● The problem: Lines containing the string "within" are to be counted; report the total by itself.

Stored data
·····

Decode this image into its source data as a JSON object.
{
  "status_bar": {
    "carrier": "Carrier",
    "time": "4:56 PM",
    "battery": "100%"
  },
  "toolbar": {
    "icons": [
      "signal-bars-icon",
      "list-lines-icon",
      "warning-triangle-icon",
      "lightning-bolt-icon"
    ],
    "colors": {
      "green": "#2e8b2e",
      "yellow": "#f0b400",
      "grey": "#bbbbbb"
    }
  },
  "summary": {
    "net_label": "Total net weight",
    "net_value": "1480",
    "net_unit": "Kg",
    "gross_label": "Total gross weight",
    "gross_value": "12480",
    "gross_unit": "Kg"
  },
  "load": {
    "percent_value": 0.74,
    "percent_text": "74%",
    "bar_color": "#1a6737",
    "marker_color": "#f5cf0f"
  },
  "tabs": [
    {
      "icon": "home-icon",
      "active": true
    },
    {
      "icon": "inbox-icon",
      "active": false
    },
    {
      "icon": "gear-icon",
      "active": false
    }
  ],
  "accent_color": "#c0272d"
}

·····

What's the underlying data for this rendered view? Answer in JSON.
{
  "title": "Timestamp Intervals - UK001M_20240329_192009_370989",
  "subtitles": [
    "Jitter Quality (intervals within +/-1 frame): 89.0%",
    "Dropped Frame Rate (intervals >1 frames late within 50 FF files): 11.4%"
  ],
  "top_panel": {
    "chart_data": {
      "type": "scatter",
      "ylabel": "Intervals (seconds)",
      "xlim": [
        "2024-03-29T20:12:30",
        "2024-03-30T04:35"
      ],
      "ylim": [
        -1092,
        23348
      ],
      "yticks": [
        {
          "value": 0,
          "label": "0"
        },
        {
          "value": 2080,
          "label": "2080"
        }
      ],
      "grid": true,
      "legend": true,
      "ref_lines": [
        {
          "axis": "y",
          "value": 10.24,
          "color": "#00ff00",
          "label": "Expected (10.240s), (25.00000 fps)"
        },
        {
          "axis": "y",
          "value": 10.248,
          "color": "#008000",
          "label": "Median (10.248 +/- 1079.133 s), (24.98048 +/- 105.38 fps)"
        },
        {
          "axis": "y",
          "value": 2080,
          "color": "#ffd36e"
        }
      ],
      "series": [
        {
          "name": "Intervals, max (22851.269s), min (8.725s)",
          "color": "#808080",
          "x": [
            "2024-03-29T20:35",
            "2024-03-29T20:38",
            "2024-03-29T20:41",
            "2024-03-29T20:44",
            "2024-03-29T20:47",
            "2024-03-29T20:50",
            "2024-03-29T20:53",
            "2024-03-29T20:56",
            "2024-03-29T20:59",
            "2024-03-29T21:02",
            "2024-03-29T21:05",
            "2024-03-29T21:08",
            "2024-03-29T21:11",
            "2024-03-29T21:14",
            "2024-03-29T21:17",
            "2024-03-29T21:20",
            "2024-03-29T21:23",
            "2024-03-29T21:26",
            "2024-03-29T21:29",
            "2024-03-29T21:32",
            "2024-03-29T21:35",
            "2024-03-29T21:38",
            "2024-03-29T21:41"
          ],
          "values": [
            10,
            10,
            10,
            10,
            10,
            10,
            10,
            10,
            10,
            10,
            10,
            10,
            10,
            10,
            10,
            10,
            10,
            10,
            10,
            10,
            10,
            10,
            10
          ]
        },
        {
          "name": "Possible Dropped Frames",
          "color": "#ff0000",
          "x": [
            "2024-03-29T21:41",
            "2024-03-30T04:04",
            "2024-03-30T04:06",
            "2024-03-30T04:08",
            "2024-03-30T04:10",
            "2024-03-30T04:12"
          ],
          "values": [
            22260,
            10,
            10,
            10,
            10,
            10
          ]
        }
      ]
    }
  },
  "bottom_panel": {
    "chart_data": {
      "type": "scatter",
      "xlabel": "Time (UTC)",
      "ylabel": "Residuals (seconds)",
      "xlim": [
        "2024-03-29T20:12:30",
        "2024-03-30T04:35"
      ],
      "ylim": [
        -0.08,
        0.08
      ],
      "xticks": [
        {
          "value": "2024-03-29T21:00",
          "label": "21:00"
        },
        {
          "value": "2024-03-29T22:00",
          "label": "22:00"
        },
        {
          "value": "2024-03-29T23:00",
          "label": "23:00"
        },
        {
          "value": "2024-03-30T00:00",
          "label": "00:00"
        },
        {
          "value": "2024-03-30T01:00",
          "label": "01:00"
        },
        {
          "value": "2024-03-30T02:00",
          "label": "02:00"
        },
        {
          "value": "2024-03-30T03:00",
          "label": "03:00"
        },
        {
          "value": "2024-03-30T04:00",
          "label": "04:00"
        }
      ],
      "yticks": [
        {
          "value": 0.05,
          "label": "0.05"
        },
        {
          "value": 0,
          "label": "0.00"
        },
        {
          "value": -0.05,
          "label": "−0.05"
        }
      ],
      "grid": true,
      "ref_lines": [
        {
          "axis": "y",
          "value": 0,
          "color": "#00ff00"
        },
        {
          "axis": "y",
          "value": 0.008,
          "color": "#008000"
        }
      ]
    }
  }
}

·····

● Full solution: 2